What you have to do
Only the lines from the one containing "Convert this screenshot" through the end of the material are to be echoed, each exactly as it appears.

:: Records shown ::

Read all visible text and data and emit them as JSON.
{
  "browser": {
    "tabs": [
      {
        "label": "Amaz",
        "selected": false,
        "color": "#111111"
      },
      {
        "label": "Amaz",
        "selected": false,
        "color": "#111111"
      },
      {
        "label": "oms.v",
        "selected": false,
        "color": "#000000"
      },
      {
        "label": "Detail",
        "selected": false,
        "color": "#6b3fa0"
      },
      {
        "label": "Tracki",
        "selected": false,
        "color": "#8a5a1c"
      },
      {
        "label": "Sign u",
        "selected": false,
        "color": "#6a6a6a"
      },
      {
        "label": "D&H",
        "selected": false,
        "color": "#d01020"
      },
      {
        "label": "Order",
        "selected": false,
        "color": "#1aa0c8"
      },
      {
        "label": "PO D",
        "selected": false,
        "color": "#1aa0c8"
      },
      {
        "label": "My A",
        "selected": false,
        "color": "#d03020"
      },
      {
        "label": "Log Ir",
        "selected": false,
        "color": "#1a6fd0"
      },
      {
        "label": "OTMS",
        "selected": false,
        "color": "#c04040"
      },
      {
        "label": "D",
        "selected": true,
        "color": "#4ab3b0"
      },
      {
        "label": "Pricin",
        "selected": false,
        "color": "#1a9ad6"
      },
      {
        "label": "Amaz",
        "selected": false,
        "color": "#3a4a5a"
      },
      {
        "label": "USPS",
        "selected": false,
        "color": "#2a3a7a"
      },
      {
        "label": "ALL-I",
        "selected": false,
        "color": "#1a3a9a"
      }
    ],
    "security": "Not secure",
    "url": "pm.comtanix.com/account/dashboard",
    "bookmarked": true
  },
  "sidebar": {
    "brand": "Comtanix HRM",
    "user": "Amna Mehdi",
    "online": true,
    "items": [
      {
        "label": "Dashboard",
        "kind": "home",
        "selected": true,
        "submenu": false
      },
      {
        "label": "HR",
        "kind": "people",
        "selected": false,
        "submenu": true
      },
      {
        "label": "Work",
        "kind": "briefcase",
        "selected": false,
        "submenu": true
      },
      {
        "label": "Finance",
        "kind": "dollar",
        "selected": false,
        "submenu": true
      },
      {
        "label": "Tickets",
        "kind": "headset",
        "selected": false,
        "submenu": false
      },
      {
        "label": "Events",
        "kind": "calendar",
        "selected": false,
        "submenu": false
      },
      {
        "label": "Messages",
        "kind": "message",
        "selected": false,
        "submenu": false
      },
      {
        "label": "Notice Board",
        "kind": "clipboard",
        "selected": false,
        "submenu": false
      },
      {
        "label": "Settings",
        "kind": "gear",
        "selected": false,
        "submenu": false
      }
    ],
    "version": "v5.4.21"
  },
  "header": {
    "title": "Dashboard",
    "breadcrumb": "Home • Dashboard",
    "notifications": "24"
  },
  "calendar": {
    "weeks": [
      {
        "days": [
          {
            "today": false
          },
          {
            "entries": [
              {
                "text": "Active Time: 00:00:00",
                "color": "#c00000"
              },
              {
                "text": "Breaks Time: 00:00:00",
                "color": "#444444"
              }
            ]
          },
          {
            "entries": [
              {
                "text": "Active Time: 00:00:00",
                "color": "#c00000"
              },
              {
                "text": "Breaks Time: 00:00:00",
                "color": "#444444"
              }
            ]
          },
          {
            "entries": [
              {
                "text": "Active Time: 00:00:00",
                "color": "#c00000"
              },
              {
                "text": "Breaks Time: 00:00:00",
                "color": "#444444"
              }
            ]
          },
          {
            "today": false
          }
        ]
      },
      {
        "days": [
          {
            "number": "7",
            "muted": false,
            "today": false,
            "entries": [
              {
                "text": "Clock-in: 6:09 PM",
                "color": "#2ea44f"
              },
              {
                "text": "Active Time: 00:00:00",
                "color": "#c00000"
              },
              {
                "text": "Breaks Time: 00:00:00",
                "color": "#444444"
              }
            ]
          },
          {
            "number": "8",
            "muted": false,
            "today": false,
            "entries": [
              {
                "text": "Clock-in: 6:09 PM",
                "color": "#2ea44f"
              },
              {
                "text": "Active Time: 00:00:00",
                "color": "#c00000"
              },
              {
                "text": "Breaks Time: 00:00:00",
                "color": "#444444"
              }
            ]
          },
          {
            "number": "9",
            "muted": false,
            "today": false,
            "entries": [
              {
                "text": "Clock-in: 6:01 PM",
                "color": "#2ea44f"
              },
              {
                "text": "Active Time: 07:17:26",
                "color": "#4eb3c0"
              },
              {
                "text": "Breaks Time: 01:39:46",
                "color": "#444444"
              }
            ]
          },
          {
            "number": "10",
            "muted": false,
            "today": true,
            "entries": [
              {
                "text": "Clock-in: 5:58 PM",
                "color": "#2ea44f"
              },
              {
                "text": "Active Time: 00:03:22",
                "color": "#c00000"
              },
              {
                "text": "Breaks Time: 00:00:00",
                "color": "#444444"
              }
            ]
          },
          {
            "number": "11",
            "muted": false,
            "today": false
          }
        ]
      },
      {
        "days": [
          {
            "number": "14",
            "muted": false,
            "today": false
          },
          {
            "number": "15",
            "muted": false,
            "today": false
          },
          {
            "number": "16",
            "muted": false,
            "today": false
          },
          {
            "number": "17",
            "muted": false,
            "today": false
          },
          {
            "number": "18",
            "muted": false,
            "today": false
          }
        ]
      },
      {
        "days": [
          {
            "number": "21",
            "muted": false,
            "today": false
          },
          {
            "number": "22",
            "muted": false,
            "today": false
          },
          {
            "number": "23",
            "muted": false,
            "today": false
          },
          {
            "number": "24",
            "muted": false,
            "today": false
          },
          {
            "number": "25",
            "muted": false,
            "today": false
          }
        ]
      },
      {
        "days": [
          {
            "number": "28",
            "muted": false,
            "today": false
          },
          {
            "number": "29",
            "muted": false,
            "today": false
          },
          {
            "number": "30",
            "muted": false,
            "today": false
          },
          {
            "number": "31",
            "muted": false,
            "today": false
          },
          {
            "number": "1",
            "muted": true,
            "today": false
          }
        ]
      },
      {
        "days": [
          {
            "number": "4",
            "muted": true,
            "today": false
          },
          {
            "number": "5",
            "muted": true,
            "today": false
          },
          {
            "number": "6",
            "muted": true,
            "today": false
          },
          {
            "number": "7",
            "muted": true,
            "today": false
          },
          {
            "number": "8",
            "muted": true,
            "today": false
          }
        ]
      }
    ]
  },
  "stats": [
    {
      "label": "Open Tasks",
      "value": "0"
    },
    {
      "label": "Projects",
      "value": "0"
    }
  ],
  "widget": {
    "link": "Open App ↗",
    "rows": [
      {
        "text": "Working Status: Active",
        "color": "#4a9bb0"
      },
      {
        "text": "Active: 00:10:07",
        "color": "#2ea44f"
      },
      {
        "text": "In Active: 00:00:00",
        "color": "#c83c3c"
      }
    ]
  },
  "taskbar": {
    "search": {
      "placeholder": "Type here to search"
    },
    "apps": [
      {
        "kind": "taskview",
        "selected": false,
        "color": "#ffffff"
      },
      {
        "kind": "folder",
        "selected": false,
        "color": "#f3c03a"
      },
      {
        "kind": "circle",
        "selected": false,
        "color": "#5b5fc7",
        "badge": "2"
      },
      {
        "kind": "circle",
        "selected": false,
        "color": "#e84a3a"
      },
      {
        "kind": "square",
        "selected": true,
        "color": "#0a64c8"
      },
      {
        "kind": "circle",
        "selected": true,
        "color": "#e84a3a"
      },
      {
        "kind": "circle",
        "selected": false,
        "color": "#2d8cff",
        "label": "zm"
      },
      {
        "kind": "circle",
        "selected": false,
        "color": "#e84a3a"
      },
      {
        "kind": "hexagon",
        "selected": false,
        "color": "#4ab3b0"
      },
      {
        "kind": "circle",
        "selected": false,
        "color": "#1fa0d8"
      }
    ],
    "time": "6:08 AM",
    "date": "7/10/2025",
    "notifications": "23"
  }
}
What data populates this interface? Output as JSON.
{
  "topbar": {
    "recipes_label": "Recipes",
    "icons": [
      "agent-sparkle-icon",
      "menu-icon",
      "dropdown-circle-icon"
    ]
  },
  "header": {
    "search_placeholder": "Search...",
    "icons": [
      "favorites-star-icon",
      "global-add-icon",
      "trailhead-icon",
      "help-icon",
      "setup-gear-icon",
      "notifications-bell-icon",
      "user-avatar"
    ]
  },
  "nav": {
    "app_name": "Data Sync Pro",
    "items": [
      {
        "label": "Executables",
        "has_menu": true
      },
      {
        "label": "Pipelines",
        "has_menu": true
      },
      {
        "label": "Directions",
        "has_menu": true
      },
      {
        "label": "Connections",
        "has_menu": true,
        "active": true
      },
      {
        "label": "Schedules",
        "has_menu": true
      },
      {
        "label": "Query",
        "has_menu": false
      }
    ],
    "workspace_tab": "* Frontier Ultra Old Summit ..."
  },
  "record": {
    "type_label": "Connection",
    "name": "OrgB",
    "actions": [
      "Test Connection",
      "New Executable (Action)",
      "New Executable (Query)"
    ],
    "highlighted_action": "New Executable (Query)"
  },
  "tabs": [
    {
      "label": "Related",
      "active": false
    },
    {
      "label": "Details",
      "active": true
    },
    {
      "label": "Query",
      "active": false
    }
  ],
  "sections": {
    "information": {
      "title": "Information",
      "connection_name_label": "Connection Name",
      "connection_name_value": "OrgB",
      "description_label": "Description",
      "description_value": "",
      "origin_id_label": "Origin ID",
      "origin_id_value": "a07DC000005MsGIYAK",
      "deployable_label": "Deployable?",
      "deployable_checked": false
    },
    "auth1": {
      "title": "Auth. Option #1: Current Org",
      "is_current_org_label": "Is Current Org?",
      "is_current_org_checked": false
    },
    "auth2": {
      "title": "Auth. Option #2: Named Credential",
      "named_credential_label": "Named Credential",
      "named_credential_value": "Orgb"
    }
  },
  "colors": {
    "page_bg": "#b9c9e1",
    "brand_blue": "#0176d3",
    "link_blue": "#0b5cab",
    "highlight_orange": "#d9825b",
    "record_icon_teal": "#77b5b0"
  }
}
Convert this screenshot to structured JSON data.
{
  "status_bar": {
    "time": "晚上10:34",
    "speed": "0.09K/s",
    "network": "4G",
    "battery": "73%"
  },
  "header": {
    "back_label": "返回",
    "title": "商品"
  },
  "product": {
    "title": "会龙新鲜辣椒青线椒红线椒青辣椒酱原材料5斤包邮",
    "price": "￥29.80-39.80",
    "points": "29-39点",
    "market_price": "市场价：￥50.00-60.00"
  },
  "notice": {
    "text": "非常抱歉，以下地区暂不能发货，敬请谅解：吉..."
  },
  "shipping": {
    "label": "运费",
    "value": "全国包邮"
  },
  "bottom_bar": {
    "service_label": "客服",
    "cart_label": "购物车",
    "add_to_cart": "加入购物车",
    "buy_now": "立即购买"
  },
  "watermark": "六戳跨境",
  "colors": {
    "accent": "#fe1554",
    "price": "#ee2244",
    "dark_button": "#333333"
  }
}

:::

Written reply
Convert this screenshot to structured JSON data.
{
  "status_bar": {
    "time": "晚上10:34",
    "speed": "0.09K/s",
    "network": "4G",
    "battery": "73%"
  },
  "header": {
    "back_label": "返回",
    "title": "商品"
  },
  "product": {
    "title": "会龙新鲜辣椒青线椒红线椒青辣椒酱原材料5斤包邮",
    "price": "￥29.80-39.80",
    "points": "29-39点",
    "market_price": "市场价：￥50.00-60.00"
  },
  "notice": {
    "text": "非常抱歉，以下地区暂不能发货，敬请谅解：吉..."
  },
  "shipping": {
    "label": "运费",
    "value": "全国包邮"
  },
  "bottom_bar": {
    "service_label": "客服",
    "cart_label": "购物车",
    "add_to_cart": "加入购物车",
    "buy_now": "立即购买"
  },
  "watermark": "六戳跨境",
  "colors": {
    "accent": "#fe1554",
    "price": "#ee2244",
    "dark_button": "#333333"
  }
}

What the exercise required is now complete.